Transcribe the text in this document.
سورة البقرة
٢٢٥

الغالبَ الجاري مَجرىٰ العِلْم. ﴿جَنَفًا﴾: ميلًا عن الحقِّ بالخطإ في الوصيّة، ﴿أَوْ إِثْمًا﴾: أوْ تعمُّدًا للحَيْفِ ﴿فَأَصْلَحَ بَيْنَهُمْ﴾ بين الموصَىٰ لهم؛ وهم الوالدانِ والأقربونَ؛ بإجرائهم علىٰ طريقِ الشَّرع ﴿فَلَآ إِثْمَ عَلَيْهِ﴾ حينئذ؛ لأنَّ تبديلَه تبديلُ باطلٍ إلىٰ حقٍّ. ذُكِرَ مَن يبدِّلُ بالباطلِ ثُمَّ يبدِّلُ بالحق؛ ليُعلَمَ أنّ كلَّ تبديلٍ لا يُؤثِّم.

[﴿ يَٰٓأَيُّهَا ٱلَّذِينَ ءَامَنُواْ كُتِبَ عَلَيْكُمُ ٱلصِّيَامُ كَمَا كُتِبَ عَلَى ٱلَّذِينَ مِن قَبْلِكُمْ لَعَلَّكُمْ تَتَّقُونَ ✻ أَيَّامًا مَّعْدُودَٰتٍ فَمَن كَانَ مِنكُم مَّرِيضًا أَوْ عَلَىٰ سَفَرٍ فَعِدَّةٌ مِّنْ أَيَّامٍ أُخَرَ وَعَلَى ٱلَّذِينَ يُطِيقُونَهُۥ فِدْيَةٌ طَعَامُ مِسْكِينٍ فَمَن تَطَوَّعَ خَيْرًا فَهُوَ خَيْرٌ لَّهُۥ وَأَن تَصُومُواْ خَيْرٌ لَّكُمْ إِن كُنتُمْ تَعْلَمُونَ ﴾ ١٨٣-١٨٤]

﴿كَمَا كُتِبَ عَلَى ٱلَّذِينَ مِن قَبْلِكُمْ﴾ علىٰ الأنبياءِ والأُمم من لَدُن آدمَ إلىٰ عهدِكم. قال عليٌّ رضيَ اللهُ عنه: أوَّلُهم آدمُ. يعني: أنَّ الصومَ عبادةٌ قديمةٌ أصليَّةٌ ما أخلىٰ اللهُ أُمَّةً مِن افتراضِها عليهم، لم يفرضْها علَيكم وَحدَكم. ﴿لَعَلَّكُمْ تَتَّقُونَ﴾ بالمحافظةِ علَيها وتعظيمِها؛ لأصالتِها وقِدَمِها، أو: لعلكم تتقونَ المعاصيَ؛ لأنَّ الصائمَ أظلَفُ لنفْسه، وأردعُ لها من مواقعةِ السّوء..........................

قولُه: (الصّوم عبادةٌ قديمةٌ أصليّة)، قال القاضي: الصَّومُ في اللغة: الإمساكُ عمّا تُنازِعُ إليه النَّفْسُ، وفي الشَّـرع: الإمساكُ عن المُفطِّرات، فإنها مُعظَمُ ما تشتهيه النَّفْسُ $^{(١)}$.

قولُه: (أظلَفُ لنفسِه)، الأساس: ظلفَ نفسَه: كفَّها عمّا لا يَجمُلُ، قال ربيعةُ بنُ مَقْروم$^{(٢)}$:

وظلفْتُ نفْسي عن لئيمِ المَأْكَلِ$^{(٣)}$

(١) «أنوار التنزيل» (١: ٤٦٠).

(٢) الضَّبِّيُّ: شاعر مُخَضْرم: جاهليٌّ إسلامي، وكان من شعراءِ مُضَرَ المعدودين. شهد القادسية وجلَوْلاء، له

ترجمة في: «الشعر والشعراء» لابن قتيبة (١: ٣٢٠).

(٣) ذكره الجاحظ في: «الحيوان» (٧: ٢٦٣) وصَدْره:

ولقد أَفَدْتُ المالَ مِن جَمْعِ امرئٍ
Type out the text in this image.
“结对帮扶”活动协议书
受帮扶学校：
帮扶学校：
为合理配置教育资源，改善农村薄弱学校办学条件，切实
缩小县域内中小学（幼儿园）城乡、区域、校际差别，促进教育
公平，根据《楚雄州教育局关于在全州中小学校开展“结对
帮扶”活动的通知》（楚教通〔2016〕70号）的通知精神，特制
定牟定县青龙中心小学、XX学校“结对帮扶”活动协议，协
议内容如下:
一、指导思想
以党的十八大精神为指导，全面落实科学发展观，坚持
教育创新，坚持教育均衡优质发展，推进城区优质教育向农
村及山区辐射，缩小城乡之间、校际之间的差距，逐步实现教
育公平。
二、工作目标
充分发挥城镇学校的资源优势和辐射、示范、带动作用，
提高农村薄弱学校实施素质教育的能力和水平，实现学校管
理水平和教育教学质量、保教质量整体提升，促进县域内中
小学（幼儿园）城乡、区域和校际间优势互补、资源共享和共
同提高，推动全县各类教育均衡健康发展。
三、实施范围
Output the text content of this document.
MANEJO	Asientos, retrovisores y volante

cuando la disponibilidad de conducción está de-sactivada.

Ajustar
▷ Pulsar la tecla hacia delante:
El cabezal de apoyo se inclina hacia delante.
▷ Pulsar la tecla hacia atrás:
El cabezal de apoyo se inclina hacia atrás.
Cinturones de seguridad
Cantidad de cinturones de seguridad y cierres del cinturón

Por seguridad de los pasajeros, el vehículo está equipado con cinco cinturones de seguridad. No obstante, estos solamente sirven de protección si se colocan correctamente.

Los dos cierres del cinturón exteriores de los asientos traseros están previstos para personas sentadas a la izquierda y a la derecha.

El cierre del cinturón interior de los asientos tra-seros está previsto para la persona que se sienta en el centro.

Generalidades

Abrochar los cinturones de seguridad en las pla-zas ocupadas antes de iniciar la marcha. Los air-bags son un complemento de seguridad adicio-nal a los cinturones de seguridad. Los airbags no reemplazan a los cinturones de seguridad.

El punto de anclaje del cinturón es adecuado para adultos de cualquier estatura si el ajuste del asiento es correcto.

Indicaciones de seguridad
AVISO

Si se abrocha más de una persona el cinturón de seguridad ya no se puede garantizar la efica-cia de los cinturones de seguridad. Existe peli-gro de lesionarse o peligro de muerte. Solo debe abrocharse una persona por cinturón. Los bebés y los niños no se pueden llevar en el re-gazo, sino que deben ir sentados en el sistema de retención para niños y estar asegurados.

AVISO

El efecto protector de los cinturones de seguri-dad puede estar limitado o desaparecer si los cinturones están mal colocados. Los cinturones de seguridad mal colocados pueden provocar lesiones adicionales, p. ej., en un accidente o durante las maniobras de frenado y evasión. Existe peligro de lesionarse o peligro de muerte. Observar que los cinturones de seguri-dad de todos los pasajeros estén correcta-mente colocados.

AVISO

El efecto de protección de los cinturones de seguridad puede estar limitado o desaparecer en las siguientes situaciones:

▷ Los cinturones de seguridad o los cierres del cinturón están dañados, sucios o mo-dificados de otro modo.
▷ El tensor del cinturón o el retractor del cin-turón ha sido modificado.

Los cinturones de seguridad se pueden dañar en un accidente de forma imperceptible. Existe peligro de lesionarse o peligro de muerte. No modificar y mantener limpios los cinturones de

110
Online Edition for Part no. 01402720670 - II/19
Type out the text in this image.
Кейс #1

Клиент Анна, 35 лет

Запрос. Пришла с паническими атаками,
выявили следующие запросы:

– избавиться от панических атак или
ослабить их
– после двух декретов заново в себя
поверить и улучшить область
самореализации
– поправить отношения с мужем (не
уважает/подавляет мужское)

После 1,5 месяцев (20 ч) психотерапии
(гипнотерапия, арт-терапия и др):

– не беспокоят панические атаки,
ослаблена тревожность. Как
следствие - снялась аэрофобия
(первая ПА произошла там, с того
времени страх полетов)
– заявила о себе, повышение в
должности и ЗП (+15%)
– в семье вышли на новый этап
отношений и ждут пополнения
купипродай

| Work to do |
All of the data shown above must be copied exactly.

| Exercise response |
Transcribe the text in this document.
سورة البقرة
٢٢٥

الغالبَ الجاري مَجرىٰ العِلْم. ﴿جَنَفًا﴾: ميلًا عن الحقِّ بالخطإ في الوصيّة، ﴿أَوْ إِثْمًا﴾: أوْ تعمُّدًا للحَيْفِ ﴿فَأَصْلَحَ بَيْنَهُمْ﴾ بين الموصَىٰ لهم؛ وهم الوالدانِ والأقربونَ؛ بإجرائهم علىٰ طريقِ الشَّرع ﴿فَلَآ إِثْمَ عَلَيْهِ﴾ حينئذ؛ لأنَّ تبديلَه تبديلُ باطلٍ إلىٰ حقٍّ. ذُكِرَ مَن يبدِّلُ بالباطلِ ثُمَّ يبدِّلُ بالحق؛ ليُعلَمَ أنّ كلَّ تبديلٍ لا يُؤثِّم.

[﴿ يَٰٓأَيُّهَا ٱلَّذِينَ ءَامَنُواْ كُتِبَ عَلَيْكُمُ ٱلصِّيَامُ كَمَا كُتِبَ عَلَى ٱلَّذِينَ مِن قَبْلِكُمْ لَعَلَّكُمْ تَتَّقُونَ ✻ أَيَّامًا مَّعْدُودَٰتٍ فَمَن كَانَ مِنكُم مَّرِيضًا أَوْ عَلَىٰ سَفَرٍ فَعِدَّةٌ مِّنْ أَيَّامٍ أُخَرَ وَعَلَى ٱلَّذِينَ يُطِيقُونَهُۥ فِدْيَةٌ طَعَامُ مِسْكِينٍ فَمَن تَطَوَّعَ خَيْرًا فَهُوَ خَيْرٌ لَّهُۥ وَأَن تَصُومُواْ خَيْرٌ لَّكُمْ إِن كُنتُمْ تَعْلَمُونَ ﴾ ١٨٣-١٨٤]

﴿كَمَا كُتِبَ عَلَى ٱلَّذِينَ مِن قَبْلِكُمْ﴾ علىٰ الأنبياءِ والأُمم من لَدُن آدمَ إلىٰ عهدِكم. قال عليٌّ رضيَ اللهُ عنه: أوَّلُهم آدمُ. يعني: أنَّ الصومَ عبادةٌ قديمةٌ أصليَّةٌ ما أخلىٰ اللهُ أُمَّةً مِن افتراضِها عليهم، لم يفرضْها علَيكم وَحدَكم. ﴿لَعَلَّكُمْ تَتَّقُونَ﴾ بالمحافظةِ علَيها وتعظيمِها؛ لأصالتِها وقِدَمِها، أو: لعلكم تتقونَ المعاصيَ؛ لأنَّ الصائمَ أظلَفُ لنفْسه، وأردعُ لها من مواقعةِ السّوء..........................

قولُه: (الصّوم عبادةٌ قديمةٌ أصليّة)، قال القاضي: الصَّومُ في اللغة: الإمساكُ عمّا تُنازِعُ إليه النَّفْسُ، وفي الشَّـرع: الإمساكُ عن المُفطِّرات، فإنها مُعظَمُ ما تشتهيه النَّفْسُ $^{(١)}$.

قولُه: (أظلَفُ لنفسِه)، الأساس: ظلفَ نفسَه: كفَّها عمّا لا يَجمُلُ، قال ربيعةُ بنُ مَقْروم$^{(٢)}$:

وظلفْتُ نفْسي عن لئيمِ المَأْكَلِ$^{(٣)}$

(١) «أنوار التنزيل» (١: ٤٦٠).

(٢) الضَّبِّيُّ: شاعر مُخَضْرم: جاهليٌّ إسلامي، وكان من شعراءِ مُضَرَ المعدودين. شهد القادسية وجلَوْلاء، له

ترجمة في: «الشعر والشعراء» لابن قتيبة (١: ٣٢٠).

(٣) ذكره الجاحظ في: «الحيوان» (٧: ٢٦٣) وصَدْره:

ولقد أَفَدْتُ المالَ مِن جَمْعِ امرئٍ
Type out the text in this image.
“结对帮扶”活动协议书
受帮扶学校：
帮扶学校：
为合理配置教育资源，改善农村薄弱学校办学条件，切实
缩小县域内中小学（幼儿园）城乡、区域、校际差别，促进教育
公平，根据《楚雄州教育局关于在全州中小学校开展“结对
帮扶”活动的通知》（楚教通〔2016〕70号）的通知精神，特制
定牟定县青龙中心小学、XX学校“结对帮扶”活动协议，协
议内容如下:
一、指导思想
以党的十八大精神为指导，全面落实科学发展观，坚持
教育创新，坚持教育均衡优质发展，推进城区优质教育向农
村及山区辐射，缩小城乡之间、校际之间的差距，逐步实现教
育公平。
二、工作目标
充分发挥城镇学校的资源优势和辐射、示范、带动作用，
提高农村薄弱学校实施素质教育的能力和水平，实现学校管
理水平和教育教学质量、保教质量整体提升，促进县域内中
小学（幼儿园）城乡、区域和校际间优势互补、资源共享和共
同提高，推动全县各类教育均衡健康发展。
三、实施范围
Output the text content of this document.
MANEJO	Asientos, retrovisores y volante

cuando la disponibilidad de conducción está de-sactivada.

Ajustar
▷ Pulsar la tecla hacia delante:
El cabezal de apoyo se inclina hacia delante.
▷ Pulsar la tecla hacia atrás:
El cabezal de apoyo se inclina hacia atrás.
Cinturones de seguridad
Cantidad de cinturones de seguridad y cierres del cinturón

Por seguridad de los pasajeros, el vehículo está equipado con cinco cinturones de seguridad. No obstante, estos solamente sirven de protección si se colocan correctamente.

Los dos cierres del cinturón exteriores de los asientos traseros están previstos para personas sentadas a la izquierda y a la derecha.

El cierre del cinturón interior de los asientos tra-seros está previsto para la persona que se sienta en el centro.

Generalidades

Abrochar los cinturones de seguridad en las pla-zas ocupadas antes de iniciar la marcha. Los air-bags son un complemento de seguridad adicio-nal a los cinturones de seguridad. Los airbags no reemplazan a los cinturones de seguridad.

El punto de anclaje del cinturón es adecuado para adultos de cualquier estatura si el ajuste del asiento es correcto.

Indicaciones de seguridad
AVISO

Si se abrocha más de una persona el cinturón de seguridad ya no se puede garantizar la efica-cia de los cinturones de seguridad. Existe peli-gro de lesionarse o peligro de muerte. Solo debe abrocharse una persona por cinturón. Los bebés y los niños no se pueden llevar en el re-gazo, sino que deben ir sentados en el sistema de retención para niños y estar asegurados.

AVISO

El efecto protector de los cinturones de seguri-dad puede estar limitado o desaparecer si los cinturones están mal colocados. Los cinturones de seguridad mal colocados pueden provocar lesiones adicionales, p. ej., en un accidente o durante las maniobras de frenado y evasión. Existe peligro de lesionarse o peligro de muerte. Observar que los cinturones de seguri-dad de todos los pasajeros estén correcta-mente colocados.

AVISO

El efecto de protección de los cinturones de seguridad puede estar limitado o desaparecer en las siguientes situaciones:

▷ Los cinturones de seguridad o los cierres del cinturón están dañados, sucios o mo-dificados de otro modo.
▷ El tensor del cinturón o el retractor del cin-turón ha sido modificado.

Los cinturones de seguridad se pueden dañar en un accidente de forma imperceptible. Existe peligro de lesionarse o peligro de muerte. No modificar y mantener limpios los cinturones de

110
Online Edition for Part no. 01402720670 - II/19
Type out the text in this image.
Кейс #1

Клиент Анна, 35 лет

Запрос. Пришла с паническими атаками,
выявили следующие запросы:

– избавиться от панических атак или
ослабить их
– после двух декретов заново в себя
поверить и улучшить область
самореализации
– поправить отношения с мужем (не
уважает/подавляет мужское)

После 1,5 месяцев (20 ч) психотерапии
(гипнотерапия, арт-терапия и др):

– не беспокоят панические атаки,
ослаблена тревожность. Как
следствие - снялась аэрофобия
(первая ПА произошла там, с того
времени страх полетов)
– заявила о себе, повышение в
должности и ЗП (+15%)
– в семье вышли на новый этап
отношений и ждут пополнения
купипродай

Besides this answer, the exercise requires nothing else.